───── DATA ENTRIES ─────
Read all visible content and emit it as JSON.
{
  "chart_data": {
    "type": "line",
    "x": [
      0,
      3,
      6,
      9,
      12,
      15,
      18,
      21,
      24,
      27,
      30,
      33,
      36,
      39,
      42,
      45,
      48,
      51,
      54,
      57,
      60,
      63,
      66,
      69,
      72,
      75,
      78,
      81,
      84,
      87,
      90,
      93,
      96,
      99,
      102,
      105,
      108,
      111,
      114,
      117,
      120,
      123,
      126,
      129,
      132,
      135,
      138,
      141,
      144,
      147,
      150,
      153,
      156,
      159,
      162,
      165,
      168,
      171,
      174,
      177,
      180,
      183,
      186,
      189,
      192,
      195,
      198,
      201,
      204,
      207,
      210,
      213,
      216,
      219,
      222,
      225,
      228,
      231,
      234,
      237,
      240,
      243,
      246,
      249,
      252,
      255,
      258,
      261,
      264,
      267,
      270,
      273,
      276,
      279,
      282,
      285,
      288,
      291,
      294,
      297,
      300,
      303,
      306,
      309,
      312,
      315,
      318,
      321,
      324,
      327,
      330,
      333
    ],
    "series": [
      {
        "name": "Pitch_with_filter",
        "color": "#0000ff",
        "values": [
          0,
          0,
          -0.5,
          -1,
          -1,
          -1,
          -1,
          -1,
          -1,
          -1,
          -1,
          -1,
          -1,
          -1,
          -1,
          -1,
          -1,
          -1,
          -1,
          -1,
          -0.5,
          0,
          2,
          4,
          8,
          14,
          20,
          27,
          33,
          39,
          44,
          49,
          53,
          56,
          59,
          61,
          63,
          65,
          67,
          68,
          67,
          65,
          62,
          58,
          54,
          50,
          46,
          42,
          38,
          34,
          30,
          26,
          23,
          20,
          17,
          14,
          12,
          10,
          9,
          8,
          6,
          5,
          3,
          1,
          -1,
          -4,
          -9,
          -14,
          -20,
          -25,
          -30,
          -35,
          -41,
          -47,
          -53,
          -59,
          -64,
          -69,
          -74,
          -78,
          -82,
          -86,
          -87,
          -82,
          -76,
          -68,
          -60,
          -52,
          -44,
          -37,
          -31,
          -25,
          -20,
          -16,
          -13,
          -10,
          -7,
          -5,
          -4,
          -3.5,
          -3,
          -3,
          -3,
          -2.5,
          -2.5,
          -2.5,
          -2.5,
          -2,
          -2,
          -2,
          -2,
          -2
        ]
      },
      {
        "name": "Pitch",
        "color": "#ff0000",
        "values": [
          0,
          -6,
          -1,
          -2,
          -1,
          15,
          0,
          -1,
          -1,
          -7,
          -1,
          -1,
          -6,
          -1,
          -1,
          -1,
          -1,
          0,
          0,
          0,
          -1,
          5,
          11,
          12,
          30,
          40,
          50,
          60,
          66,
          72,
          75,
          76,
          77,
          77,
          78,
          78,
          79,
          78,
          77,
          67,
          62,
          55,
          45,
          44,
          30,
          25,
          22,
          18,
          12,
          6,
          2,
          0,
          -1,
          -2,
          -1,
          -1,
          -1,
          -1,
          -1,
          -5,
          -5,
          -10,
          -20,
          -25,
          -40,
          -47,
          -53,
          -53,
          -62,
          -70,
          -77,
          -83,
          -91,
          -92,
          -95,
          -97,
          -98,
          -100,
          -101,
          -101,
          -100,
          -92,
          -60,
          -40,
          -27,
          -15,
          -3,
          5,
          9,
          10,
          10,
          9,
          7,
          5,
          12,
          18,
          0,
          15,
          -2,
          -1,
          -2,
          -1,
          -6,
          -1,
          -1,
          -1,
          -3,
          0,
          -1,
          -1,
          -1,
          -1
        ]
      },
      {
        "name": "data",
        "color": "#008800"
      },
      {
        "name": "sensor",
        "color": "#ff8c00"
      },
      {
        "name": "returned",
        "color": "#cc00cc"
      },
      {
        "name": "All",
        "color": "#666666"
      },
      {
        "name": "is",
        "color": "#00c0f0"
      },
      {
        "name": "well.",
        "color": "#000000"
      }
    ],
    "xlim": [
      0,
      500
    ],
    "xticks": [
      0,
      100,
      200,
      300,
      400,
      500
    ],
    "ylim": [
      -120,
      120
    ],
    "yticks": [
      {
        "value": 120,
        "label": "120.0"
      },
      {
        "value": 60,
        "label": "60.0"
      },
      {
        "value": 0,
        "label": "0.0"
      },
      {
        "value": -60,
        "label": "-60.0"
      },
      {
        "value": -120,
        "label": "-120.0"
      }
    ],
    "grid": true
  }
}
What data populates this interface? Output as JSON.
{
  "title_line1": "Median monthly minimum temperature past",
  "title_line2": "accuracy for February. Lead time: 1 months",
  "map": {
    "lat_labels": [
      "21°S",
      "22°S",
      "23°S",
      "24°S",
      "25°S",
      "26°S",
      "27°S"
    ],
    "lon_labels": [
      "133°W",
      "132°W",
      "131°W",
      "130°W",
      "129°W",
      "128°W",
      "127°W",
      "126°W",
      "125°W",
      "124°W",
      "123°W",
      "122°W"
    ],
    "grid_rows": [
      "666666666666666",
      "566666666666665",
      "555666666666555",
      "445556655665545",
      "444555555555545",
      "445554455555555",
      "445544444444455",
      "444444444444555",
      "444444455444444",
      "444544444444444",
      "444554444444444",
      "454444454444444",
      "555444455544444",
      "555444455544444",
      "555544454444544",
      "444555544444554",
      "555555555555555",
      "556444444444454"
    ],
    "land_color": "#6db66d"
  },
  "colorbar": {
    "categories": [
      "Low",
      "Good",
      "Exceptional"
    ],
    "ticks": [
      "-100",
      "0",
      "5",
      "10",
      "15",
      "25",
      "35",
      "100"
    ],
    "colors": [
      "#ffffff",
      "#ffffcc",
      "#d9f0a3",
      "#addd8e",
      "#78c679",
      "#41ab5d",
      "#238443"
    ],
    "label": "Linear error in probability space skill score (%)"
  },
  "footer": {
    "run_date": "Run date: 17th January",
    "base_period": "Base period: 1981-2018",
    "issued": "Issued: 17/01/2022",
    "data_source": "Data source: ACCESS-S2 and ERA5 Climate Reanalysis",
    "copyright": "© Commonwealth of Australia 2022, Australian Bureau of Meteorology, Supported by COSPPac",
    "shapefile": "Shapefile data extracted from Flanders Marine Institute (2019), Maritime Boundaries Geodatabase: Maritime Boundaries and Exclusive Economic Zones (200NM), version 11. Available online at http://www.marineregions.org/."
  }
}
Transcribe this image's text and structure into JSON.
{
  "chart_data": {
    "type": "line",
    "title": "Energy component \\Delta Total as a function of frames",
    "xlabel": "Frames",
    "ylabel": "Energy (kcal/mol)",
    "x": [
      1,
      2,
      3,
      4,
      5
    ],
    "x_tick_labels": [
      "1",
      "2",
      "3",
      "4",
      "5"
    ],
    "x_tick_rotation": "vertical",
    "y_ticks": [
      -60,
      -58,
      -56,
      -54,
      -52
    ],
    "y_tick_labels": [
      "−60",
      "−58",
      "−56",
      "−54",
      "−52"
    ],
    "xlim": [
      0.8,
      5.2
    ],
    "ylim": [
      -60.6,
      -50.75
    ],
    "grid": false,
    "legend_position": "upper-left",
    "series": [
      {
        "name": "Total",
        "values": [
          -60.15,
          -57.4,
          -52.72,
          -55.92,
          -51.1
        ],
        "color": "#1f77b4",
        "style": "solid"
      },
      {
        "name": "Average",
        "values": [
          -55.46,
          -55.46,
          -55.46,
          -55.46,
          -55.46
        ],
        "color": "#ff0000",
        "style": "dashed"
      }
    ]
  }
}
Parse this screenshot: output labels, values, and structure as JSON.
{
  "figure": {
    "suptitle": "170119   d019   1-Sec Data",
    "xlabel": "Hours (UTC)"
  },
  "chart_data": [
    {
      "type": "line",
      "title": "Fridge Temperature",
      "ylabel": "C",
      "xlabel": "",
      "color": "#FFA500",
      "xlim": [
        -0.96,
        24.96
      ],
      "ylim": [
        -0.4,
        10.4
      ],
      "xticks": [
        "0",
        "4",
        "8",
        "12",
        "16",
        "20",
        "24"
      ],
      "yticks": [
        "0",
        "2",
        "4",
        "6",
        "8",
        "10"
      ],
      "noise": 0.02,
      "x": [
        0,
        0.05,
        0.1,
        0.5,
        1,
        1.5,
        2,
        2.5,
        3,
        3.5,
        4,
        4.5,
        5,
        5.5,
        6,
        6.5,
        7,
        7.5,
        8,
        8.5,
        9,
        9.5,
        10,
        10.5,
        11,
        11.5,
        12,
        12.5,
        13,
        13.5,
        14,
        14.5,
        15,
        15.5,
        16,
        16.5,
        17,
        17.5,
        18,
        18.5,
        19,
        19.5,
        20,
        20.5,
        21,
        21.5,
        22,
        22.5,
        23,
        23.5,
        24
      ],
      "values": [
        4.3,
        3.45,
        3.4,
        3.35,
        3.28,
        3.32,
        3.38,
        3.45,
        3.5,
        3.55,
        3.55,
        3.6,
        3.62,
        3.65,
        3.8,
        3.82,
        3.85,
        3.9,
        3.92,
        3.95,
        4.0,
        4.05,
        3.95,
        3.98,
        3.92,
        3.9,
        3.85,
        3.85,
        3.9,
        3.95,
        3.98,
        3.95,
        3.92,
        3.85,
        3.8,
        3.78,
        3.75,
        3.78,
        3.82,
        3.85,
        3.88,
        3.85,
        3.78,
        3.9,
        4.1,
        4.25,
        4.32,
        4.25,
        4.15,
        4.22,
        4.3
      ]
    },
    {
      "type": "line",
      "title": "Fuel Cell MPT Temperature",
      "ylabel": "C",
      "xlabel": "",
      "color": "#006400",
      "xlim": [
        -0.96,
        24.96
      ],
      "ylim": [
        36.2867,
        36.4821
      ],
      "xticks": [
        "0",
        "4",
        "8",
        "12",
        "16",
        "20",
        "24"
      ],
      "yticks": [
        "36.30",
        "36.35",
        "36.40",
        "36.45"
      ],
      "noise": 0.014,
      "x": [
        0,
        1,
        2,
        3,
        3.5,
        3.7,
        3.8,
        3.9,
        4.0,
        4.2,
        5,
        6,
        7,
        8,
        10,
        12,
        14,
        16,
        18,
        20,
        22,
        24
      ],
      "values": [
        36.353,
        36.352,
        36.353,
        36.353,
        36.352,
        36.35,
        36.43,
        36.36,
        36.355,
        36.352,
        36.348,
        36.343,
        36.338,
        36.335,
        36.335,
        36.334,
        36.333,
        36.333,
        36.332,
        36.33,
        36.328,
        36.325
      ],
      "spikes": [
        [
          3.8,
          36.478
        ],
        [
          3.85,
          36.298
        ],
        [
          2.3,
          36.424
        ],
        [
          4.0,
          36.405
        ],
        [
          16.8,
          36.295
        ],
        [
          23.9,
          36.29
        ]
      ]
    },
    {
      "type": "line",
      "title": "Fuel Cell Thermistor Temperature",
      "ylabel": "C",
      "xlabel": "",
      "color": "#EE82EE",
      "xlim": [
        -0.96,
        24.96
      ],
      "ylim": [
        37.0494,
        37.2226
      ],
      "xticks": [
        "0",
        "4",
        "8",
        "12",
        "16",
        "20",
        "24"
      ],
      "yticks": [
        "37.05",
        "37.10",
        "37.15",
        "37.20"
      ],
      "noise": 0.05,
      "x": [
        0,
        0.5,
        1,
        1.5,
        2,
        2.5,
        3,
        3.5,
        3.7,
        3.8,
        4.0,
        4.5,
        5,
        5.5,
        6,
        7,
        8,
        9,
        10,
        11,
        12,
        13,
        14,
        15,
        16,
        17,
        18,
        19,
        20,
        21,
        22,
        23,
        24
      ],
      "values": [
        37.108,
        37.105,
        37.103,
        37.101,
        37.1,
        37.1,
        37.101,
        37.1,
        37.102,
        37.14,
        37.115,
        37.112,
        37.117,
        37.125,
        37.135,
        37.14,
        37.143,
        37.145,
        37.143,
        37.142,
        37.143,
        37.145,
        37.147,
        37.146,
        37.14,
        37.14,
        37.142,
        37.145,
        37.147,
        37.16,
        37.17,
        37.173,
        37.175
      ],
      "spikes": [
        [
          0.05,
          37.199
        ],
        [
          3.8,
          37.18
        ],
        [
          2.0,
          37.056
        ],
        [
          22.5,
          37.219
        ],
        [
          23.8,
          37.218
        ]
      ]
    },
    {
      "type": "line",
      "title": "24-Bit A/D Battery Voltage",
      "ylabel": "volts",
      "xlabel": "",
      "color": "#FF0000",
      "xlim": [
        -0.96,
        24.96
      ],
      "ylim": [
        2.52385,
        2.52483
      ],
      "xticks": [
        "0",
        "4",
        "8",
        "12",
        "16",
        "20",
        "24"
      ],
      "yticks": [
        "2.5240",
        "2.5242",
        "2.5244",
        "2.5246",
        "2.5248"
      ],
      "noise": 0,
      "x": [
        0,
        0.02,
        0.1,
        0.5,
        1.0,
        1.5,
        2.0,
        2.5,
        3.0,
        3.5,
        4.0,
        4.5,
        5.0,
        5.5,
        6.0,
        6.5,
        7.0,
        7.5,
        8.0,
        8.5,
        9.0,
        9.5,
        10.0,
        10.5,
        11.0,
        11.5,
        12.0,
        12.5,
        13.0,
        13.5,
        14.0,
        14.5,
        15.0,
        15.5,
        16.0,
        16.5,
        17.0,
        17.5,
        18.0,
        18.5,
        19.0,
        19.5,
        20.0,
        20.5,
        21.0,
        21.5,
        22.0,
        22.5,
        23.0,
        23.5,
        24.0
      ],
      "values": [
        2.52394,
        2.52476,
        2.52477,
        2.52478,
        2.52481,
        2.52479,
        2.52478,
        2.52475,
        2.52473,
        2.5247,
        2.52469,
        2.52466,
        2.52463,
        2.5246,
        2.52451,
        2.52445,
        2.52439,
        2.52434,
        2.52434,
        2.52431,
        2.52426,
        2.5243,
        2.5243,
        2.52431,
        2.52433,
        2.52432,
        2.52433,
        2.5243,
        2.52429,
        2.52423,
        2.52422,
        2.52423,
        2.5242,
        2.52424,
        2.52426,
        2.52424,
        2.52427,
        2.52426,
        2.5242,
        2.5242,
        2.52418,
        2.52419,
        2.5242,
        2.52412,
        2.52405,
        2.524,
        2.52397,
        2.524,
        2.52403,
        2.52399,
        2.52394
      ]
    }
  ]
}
─────
**TO DO:** Show all lines from the data above in which the word "Energy" appears.

**EXERCISE SOLUTION:**
    "title": "Energy component \\Delta Total as a function of frames",
    "ylabel": "Energy (kcal/mol)",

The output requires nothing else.